# WORK ORDER
Decide whether each statement agrees with the article on the 1924 film Men, answering yes or no and quoting the words that settle it: (a) Men was distributed by Paramount Pictures; (b) Cleo worked as a waitress in a Paris cafe; (c) Duval refuses to let the lovers be together.

1924 film by Dimitri Buchowetzki

Men is a 1924 American silent drama film directed by Dimitri Buchowetzki and starring Pola Negri that was produced by Famous Players–Lasky and distributed by Paramount Pictures.

The film was Negri's fifth feature for Paramount since coming to the United States in 1923.

==Plot==
As described in a film magazine review, Cleo, a waitress in a cheap Marseilles cafe, is lured to Paris by a procurer in the white slave business and there is betrayed by a nobleman. The following day, while grieving over her experience, she is accosted by Georges Kleber, whom she repulses. Years pass, and she becomes a famous dancer and fascinates the banker Henri Duval, but spurns his love. Georges again appears, and this time is favorably received by her, but laughed at when he discloses his passion for her. He steals money from Duval's bank, where he is employed, and gives it to Cleo. Threatened with arrest, Georges is saved when Cleo, who now loves him, offers herself to Duval in payment. However, Duval relents and allows the lovers to be together.

== Censorship ==
Films during that period were subject to censorship by state and city censor boards. The Board of Motion Picture Review of Worcester, Massachusetts, banned the showing of Men after it had been shown in two theaters.

==Preservation status==
With no copies of Men located in any film archives, it is a lost film.

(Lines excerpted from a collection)
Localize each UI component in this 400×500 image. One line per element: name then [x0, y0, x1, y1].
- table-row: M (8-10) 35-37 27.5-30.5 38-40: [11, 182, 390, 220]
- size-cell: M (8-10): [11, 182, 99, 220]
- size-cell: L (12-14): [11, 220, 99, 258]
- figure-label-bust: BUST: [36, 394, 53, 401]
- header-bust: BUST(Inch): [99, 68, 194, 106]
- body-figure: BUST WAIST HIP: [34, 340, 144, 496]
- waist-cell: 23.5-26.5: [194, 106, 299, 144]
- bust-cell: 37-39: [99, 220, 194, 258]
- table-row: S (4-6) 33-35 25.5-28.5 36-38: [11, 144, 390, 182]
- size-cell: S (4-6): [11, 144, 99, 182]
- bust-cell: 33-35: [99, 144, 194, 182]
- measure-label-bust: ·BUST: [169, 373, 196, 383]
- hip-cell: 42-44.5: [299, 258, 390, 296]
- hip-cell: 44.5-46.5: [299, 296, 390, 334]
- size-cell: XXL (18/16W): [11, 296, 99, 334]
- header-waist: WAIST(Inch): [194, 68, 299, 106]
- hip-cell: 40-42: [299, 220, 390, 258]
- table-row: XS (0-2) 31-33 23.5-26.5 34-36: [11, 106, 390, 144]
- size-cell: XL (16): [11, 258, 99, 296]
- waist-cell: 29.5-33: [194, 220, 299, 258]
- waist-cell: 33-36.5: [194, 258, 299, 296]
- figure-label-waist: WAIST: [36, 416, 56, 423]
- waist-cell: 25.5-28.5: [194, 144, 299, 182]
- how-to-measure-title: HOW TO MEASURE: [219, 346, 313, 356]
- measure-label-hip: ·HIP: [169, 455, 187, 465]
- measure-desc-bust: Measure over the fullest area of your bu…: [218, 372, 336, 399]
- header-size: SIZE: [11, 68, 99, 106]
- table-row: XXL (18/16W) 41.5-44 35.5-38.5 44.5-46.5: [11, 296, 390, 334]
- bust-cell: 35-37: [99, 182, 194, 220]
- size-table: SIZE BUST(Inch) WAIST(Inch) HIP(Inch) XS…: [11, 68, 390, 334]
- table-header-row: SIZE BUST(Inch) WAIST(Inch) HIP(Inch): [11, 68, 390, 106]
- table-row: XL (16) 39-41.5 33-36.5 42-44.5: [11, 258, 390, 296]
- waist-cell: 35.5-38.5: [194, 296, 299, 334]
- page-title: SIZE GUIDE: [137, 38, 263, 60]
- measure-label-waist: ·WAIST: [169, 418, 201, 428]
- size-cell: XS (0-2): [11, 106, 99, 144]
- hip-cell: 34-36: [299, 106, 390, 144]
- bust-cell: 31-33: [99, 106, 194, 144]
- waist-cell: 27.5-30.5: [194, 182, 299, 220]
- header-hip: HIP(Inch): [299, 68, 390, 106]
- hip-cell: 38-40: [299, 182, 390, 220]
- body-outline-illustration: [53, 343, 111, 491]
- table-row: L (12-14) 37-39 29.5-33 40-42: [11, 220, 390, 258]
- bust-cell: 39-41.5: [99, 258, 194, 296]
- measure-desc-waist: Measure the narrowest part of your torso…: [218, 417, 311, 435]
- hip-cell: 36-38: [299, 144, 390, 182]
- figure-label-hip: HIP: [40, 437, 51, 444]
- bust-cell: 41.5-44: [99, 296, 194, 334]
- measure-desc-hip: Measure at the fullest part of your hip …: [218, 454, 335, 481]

# WRITTEN ANSWER
(a) Yes: "distributed by Paramount Pictures"
(b) No: "a waitress in a cheap Marseilles cafe"
(c) No: "Duval relents and allows the lovers to be together"